----- EXERCISE INPUTS

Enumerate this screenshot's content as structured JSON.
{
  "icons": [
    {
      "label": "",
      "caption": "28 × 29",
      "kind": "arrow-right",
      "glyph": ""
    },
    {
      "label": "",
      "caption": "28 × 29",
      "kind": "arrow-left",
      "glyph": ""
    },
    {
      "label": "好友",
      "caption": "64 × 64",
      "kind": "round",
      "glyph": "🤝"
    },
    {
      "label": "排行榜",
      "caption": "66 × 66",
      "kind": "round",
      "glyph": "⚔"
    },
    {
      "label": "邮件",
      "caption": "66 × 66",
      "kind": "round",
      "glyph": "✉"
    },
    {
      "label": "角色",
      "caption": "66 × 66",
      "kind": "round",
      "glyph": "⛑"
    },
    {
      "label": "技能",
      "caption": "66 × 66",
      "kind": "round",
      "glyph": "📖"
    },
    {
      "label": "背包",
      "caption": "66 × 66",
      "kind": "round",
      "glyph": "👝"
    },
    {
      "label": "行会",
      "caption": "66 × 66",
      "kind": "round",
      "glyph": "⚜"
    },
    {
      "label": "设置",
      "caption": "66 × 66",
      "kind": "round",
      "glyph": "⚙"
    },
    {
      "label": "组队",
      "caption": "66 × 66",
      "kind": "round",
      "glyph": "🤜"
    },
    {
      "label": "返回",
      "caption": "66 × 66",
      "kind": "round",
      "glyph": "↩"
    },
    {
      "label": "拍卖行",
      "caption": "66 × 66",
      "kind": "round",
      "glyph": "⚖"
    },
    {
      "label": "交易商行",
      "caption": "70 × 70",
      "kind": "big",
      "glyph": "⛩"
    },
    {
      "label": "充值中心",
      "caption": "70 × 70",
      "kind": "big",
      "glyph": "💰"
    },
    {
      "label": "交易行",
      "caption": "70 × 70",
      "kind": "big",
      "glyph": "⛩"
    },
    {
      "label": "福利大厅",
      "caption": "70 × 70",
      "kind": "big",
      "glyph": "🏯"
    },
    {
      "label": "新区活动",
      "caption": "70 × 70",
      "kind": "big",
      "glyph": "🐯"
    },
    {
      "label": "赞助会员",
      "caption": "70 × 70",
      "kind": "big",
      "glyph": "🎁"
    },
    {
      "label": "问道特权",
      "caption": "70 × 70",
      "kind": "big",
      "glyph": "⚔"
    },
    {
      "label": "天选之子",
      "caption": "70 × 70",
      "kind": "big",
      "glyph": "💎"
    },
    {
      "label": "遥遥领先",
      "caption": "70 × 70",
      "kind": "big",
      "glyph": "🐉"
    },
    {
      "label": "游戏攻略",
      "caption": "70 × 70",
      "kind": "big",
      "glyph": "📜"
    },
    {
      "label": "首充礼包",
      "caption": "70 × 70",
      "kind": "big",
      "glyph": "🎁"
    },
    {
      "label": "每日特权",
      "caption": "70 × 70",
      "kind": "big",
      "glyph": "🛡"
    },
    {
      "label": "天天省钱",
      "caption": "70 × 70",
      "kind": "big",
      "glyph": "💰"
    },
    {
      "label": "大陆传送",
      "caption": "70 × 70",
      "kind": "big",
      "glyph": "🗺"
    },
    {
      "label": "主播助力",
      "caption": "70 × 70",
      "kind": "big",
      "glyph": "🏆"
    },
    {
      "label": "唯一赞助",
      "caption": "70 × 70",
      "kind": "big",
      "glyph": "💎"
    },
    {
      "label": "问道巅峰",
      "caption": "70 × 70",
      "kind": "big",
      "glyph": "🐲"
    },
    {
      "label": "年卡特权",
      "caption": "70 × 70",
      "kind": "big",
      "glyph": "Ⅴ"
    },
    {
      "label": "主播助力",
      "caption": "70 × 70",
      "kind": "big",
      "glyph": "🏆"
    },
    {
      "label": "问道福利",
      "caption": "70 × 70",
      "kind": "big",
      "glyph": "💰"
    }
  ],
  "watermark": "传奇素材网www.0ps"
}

----------

**WRITTEN EXERCISE:** Every line of the material must be returned exactly as it appears.

**RESULT FOR THIS TASK:**
Enumerate this screenshot's content as structured JSON.
{
  "icons": [
    {
      "label": "",
      "caption": "28 × 29",
      "kind": "arrow-right",
      "glyph": ""
    },
    {
      "label": "",
      "caption": "28 × 29",
      "kind": "arrow-left",
      "glyph": ""
    },
    {
      "label": "好友",
      "caption": "64 × 64",
      "kind": "round",
      "glyph": "🤝"
    },
    {
      "label": "排行榜",
      "caption": "66 × 66",
      "kind": "round",
      "glyph": "⚔"
    },
    {
      "label": "邮件",
      "caption": "66 × 66",
      "kind": "round",
      "glyph": "✉"
    },
    {
      "label": "角色",
      "caption": "66 × 66",
      "kind": "round",
      "glyph": "⛑"
    },
    {
      "label": "技能",
      "caption": "66 × 66",
      "kind": "round",
      "glyph": "📖"
    },
    {
      "label": "背包",
      "caption": "66 × 66",
      "kind": "round",
      "glyph": "👝"
    },
    {
      "label": "行会",
      "caption": "66 × 66",
      "kind": "round",
      "glyph": "⚜"
    },
    {
      "label": "设置",
      "caption": "66 × 66",
      "kind": "round",
      "glyph": "⚙"
    },
    {
      "label": "组队",
      "caption": "66 × 66",
      "kind": "round",
      "glyph": "🤜"
    },
    {
      "label": "返回",
      "caption": "66 × 66",
      "kind": "round",
      "glyph": "↩"
    },
    {
      "label": "拍卖行",
      "caption": "66 × 66",
      "kind": "round",
      "glyph": "⚖"
    },
    {
      "label": "交易商行",
      "caption": "70 × 70",
      "kind": "big",
      "glyph": "⛩"
    },
    {
      "label": "充值中心",
      "caption": "70 × 70",
      "kind": "big",
      "glyph": "💰"
    },
    {
      "label": "交易行",
      "caption": "70 × 70",
      "kind": "big",
      "glyph": "⛩"
    },
    {
      "label": "福利大厅",
      "caption": "70 × 70",
      "kind": "big",
      "glyph": "🏯"
    },
    {
      "label": "新区活动",
      "caption": "70 × 70",
      "kind": "big",
      "glyph": "🐯"
    },
    {
      "label": "赞助会员",
      "caption": "70 × 70",
      "kind": "big",
      "glyph": "🎁"
    },
    {
      "label": "问道特权",
      "caption": "70 × 70",
      "kind": "big",
      "glyph": "⚔"
    },
    {
      "label": "天选之子",
      "caption": "70 × 70",
      "kind": "big",
      "glyph": "💎"
    },
    {
      "label": "遥遥领先",
      "caption": "70 × 70",
      "kind": "big",
      "glyph": "🐉"
    },
    {
      "label": "游戏攻略",
      "caption": "70 × 70",
      "kind": "big",
      "glyph": "📜"
    },
    {
      "label": "首充礼包",
      "caption": "70 × 70",
      "kind": "big",
      "glyph": "🎁"
    },
    {
      "label": "每日特权",
      "caption": "70 × 70",
      "kind": "big",
      "glyph": "🛡"
    },
    {
      "label": "天天省钱",
      "caption": "70 × 70",
      "kind": "big",
      "glyph": "💰"
    },
    {
      "label": "大陆传送",
      "caption": "70 × 70",
      "kind": "big",
      "glyph": "🗺"
    },
    {
      "label": "主播助力",
      "caption": "70 × 70",
      "kind": "big",
      "glyph": "🏆"
    },
    {
      "label": "唯一赞助",
      "caption": "70 × 70",
      "kind": "big",
      "glyph": "💎"
    },
    {
      "label": "问道巅峰",
      "caption": "70 × 70",
      "kind": "big",
      "glyph": "🐲"
    },
    {
      "label": "年卡特权",
      "caption": "70 × 70",
      "kind": "big",
      "glyph": "Ⅴ"
    },
    {
      "label": "主播助力",
      "caption": "70 × 70",
      "kind": "big",
      "glyph": "🏆"
    },
    {
      "label": "问道福利",
      "caption": "70 × 70",
      "kind": "big",
      "glyph": "💰"
    }
  ],
  "watermark": "传奇素材网www.0ps"
}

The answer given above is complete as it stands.